● **Problem to solve**
Search the material below for the string "title" and list each line that holds it.

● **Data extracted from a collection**

====================

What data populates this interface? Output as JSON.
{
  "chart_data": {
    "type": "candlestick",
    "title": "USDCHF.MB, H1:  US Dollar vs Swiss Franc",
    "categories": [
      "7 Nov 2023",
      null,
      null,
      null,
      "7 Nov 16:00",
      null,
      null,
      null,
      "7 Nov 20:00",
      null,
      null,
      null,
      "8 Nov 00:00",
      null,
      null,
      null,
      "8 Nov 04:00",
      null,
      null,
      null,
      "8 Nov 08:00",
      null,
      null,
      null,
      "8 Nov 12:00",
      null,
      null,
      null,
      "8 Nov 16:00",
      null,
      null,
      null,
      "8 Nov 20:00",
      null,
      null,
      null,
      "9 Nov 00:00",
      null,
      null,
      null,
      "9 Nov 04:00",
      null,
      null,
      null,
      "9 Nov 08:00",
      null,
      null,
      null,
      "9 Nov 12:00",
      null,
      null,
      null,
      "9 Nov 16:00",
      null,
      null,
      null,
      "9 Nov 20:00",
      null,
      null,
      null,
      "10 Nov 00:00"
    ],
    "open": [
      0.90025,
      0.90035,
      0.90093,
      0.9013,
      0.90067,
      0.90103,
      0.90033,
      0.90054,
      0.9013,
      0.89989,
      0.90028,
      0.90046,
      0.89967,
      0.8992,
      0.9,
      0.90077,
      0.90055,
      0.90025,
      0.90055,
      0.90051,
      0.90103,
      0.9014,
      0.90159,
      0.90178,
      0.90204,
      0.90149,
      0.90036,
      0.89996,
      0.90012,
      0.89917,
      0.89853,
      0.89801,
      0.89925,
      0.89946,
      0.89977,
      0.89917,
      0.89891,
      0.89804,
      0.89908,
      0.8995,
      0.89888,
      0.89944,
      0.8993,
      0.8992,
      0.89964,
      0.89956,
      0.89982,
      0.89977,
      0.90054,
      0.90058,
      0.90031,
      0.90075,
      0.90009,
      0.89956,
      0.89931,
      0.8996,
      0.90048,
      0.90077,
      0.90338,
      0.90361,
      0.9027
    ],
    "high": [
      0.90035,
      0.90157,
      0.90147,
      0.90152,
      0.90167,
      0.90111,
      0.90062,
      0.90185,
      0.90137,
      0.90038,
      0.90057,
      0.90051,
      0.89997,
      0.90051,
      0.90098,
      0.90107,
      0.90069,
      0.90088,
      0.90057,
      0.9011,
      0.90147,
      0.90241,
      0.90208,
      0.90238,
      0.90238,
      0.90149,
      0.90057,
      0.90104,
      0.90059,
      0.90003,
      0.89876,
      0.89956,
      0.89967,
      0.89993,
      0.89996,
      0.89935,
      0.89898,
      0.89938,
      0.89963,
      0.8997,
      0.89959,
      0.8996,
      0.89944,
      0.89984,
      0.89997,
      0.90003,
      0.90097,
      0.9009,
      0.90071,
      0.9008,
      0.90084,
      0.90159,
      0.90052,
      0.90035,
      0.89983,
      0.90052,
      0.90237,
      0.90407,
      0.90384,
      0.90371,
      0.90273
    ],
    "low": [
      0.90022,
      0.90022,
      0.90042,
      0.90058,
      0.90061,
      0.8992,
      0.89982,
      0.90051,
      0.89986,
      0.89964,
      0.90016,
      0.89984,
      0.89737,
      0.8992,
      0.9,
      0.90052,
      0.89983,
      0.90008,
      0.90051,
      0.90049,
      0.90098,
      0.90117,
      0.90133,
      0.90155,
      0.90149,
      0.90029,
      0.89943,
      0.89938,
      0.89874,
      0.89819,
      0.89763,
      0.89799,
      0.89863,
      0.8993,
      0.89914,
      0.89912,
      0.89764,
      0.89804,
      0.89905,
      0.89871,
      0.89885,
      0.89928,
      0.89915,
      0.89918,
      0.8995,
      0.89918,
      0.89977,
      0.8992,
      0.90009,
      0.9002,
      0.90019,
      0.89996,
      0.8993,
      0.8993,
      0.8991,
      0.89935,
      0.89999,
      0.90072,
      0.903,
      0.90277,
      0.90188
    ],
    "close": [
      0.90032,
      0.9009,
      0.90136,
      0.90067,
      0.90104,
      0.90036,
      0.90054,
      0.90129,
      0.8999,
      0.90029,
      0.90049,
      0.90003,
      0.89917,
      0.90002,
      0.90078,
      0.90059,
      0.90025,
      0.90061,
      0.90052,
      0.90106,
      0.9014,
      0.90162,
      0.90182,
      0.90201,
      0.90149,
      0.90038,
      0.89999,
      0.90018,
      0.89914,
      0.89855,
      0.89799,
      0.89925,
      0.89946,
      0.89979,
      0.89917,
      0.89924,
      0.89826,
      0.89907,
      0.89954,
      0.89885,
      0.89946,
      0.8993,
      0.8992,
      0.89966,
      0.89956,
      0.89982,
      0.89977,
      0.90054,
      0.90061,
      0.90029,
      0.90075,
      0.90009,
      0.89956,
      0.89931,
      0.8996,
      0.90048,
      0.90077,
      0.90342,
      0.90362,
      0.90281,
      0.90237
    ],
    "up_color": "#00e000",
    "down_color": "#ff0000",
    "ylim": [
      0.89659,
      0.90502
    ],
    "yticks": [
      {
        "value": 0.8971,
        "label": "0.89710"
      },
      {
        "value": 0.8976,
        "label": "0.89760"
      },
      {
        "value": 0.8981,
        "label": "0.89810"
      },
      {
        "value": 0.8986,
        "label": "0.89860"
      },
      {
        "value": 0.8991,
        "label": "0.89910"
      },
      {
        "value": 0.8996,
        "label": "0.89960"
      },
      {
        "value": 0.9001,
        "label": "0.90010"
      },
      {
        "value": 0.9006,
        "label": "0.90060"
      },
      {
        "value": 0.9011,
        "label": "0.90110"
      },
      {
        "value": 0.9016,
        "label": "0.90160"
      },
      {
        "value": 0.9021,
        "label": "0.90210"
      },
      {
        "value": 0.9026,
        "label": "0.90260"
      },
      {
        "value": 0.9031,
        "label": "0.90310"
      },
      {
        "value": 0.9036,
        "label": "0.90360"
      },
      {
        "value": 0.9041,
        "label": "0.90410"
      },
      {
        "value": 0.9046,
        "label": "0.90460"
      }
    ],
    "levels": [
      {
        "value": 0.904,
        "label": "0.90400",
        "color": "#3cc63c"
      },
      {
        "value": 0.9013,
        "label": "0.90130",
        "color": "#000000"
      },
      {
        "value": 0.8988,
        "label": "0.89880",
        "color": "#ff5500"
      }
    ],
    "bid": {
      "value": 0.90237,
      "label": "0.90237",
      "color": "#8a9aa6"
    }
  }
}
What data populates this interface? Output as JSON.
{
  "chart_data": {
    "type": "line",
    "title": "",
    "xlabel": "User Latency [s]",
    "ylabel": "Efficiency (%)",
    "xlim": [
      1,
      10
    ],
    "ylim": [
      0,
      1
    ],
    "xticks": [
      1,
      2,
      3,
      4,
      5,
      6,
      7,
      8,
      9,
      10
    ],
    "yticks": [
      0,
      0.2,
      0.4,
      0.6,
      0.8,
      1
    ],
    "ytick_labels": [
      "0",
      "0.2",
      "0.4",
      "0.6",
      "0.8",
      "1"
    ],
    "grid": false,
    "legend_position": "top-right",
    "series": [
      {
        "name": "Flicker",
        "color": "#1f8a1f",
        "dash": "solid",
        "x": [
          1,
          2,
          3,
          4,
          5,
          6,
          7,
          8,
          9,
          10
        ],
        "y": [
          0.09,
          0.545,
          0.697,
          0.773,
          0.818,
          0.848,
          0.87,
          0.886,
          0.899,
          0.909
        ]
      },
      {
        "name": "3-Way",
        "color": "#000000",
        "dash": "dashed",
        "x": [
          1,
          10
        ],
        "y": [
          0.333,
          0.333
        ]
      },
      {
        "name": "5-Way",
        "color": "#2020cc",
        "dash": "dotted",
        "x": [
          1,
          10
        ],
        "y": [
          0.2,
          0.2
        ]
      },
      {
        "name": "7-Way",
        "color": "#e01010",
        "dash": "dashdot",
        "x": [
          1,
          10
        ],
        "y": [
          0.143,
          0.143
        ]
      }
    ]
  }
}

====================

● **Written solution**
    "title": "USDCHF.MB, H1:  US Dollar vs Swiss Franc",
    "title": "",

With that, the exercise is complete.